Given request >> Tell me how many lines hold "screenshot", please, using only the number.

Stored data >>

>> start

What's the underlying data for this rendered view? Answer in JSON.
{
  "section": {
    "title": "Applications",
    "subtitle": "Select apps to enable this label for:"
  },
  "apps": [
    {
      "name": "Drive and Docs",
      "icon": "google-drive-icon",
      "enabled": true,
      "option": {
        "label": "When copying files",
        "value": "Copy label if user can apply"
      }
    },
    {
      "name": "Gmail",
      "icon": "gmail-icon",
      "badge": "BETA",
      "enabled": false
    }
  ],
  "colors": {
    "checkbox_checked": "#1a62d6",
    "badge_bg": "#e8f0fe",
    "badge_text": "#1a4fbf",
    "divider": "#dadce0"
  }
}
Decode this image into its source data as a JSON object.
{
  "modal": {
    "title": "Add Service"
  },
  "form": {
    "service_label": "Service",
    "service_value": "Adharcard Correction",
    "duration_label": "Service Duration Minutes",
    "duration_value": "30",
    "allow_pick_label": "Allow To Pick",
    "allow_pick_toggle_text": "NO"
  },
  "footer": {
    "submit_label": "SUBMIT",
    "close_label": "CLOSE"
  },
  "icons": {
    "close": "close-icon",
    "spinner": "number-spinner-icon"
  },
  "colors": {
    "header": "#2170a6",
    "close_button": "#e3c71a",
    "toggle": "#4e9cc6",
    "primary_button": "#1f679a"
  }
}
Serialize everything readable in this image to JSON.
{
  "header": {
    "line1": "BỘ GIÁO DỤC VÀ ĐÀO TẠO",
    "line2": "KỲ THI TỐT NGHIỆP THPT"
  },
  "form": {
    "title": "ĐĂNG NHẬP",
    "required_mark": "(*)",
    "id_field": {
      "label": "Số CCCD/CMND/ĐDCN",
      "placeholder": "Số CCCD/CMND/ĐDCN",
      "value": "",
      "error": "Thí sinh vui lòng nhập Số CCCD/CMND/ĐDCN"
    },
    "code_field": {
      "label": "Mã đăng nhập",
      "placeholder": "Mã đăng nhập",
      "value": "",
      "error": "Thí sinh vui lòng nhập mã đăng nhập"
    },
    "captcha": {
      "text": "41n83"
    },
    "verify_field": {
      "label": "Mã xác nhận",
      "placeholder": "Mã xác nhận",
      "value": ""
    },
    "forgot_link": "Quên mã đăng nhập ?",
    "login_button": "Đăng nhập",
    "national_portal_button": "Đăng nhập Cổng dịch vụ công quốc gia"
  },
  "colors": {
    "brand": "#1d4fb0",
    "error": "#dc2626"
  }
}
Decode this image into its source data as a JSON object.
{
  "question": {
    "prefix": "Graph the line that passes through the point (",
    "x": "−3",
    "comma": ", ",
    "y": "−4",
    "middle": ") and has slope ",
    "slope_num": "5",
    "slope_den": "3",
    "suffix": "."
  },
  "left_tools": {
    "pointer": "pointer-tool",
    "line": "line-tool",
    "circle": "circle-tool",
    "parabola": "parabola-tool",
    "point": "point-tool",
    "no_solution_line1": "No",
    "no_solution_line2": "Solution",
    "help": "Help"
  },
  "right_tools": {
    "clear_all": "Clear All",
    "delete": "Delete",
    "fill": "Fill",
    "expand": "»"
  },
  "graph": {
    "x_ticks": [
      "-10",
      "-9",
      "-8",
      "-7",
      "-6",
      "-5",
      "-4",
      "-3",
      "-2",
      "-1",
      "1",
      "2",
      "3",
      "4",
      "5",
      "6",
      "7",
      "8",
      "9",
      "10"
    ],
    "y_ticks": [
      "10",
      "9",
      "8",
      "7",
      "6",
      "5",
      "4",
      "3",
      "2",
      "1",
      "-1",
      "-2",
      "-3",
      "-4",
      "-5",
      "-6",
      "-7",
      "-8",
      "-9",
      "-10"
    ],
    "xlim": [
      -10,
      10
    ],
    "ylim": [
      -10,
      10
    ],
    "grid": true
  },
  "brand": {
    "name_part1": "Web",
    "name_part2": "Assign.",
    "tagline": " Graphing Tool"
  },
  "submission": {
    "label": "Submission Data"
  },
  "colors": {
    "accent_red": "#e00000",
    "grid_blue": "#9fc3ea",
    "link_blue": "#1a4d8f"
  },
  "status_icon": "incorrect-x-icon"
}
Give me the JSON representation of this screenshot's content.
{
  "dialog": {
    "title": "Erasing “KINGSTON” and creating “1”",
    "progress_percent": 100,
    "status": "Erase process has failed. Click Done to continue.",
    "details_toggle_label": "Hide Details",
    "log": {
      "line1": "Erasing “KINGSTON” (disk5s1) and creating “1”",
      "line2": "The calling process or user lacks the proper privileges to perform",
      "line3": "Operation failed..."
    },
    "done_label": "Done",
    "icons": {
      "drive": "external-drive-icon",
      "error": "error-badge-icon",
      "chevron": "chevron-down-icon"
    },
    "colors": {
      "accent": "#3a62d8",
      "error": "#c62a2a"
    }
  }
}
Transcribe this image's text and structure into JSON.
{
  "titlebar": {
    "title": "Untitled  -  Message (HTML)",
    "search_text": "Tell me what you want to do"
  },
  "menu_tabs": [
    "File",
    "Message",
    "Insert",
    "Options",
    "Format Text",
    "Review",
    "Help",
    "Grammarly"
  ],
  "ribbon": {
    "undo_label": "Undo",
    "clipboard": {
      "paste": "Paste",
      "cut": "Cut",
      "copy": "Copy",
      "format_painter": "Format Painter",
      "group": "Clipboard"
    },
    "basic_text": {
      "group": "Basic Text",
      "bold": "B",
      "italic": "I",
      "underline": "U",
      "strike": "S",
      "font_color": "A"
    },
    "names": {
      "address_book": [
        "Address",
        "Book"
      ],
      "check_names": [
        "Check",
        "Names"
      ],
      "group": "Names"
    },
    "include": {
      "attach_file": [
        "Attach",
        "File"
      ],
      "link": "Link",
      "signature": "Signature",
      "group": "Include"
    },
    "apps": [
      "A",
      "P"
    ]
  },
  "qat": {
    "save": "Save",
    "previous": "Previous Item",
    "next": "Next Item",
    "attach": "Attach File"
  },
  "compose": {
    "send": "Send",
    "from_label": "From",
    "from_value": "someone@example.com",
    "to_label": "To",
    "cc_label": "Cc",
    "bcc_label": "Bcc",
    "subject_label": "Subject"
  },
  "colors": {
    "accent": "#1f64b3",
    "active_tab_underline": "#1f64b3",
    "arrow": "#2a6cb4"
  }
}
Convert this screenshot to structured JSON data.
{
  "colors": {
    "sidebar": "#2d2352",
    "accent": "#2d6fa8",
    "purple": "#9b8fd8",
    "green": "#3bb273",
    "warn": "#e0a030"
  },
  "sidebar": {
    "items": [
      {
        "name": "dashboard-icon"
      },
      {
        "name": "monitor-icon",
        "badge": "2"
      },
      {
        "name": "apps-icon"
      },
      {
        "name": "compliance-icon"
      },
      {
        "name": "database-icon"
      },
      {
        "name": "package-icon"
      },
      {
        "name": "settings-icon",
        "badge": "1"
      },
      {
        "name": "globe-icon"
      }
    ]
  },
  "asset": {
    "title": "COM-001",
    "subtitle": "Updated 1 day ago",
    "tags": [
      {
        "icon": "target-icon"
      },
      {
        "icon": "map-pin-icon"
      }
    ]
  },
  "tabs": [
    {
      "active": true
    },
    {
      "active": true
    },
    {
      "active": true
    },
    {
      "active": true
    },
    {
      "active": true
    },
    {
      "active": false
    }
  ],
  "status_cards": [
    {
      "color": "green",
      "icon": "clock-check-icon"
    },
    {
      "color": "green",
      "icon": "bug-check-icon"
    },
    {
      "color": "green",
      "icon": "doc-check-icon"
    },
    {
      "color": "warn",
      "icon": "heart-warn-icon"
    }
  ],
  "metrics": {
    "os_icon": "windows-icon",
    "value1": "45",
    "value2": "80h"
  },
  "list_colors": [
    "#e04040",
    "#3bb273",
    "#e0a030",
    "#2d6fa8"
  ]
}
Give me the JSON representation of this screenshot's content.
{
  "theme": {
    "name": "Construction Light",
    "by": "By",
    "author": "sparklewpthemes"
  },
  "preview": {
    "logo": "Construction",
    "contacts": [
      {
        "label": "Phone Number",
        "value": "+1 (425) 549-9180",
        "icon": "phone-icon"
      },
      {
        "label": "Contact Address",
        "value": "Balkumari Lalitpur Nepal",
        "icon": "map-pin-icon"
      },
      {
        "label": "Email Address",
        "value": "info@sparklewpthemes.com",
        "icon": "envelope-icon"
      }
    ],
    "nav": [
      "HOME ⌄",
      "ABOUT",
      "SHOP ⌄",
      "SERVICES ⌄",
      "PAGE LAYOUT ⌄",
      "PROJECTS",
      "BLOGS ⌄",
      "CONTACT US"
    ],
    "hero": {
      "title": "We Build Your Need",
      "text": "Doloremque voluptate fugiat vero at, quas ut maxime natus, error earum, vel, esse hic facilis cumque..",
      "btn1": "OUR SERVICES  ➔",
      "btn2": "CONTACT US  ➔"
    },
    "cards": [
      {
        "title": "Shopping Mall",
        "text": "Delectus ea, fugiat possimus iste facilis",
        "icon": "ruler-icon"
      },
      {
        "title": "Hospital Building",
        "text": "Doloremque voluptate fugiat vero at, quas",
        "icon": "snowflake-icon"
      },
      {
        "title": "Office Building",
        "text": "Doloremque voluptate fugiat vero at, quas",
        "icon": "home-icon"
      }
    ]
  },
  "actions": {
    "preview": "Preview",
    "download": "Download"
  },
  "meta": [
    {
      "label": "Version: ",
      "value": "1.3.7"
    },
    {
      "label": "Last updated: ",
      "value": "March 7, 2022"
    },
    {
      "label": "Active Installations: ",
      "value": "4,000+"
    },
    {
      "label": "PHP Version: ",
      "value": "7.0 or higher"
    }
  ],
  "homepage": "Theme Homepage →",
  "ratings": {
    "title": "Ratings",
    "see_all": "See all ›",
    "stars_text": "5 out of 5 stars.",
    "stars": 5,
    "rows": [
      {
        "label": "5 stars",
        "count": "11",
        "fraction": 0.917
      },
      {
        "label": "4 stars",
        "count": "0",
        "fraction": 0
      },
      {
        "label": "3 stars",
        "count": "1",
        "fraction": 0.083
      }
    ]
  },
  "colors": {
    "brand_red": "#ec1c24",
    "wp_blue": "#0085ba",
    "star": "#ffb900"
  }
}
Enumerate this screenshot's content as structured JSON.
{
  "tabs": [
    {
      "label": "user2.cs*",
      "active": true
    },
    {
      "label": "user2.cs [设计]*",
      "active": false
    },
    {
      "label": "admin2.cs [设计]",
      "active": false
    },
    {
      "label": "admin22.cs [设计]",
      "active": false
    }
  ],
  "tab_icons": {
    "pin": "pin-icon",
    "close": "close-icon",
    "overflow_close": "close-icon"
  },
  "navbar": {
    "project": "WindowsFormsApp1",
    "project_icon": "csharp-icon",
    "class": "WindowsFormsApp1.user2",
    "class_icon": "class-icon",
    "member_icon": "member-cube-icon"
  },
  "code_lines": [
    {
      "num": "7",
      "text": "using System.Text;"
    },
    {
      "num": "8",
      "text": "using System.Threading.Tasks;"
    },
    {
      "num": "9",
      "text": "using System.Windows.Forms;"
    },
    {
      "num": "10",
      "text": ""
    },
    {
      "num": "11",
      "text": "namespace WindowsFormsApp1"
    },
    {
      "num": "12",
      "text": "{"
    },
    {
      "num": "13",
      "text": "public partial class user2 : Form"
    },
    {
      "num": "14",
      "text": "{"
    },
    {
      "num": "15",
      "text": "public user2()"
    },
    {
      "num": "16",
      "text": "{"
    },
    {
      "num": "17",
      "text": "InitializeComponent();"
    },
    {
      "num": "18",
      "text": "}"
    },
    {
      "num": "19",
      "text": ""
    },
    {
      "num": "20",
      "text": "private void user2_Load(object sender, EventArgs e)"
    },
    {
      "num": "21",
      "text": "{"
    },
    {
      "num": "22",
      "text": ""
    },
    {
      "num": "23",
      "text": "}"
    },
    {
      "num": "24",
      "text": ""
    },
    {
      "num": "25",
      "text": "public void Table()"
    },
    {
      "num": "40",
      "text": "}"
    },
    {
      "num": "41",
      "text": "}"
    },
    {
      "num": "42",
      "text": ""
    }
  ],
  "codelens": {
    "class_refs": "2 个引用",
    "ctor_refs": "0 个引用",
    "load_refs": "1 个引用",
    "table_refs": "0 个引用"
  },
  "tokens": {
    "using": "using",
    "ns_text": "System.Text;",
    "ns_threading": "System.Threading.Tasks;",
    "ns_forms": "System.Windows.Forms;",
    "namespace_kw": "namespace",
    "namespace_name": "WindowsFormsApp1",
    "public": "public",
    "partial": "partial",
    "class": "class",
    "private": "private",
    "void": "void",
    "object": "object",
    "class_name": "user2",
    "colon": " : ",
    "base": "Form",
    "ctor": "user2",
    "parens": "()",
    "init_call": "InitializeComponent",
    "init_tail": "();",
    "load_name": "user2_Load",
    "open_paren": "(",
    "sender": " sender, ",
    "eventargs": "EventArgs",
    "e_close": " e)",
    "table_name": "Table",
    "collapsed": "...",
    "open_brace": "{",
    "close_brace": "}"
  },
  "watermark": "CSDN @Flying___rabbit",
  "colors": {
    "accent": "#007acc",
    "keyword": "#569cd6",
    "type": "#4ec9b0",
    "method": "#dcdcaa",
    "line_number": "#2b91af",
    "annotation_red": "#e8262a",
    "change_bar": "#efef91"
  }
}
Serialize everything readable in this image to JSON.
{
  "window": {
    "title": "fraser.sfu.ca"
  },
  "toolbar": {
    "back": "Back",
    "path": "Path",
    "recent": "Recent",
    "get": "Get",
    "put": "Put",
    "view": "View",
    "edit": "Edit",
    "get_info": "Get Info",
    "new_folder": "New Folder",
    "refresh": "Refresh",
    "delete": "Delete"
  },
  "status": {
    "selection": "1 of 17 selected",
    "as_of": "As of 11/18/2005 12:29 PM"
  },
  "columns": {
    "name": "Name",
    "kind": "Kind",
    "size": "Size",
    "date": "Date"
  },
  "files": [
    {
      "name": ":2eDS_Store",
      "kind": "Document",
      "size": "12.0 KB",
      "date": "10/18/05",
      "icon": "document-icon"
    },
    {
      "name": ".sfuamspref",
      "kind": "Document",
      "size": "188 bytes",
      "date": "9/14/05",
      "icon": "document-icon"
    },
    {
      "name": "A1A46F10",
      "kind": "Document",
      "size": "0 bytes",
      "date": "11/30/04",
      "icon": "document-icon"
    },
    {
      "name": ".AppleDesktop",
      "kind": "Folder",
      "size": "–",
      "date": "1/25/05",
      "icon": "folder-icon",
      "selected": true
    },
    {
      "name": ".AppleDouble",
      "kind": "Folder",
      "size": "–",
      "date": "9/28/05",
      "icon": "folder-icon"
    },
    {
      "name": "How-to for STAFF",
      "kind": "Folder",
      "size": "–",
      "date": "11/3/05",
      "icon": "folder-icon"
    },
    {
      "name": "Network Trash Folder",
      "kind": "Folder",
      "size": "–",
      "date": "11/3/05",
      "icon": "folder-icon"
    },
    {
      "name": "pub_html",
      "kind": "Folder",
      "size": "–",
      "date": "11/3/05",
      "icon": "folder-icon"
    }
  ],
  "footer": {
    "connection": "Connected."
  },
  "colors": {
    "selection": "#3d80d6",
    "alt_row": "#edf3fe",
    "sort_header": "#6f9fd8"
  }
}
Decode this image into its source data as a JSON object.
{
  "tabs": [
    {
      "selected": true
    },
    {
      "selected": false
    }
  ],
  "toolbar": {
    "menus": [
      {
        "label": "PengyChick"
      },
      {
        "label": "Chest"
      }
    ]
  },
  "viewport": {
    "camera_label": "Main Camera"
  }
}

>> end

Task answer >> 4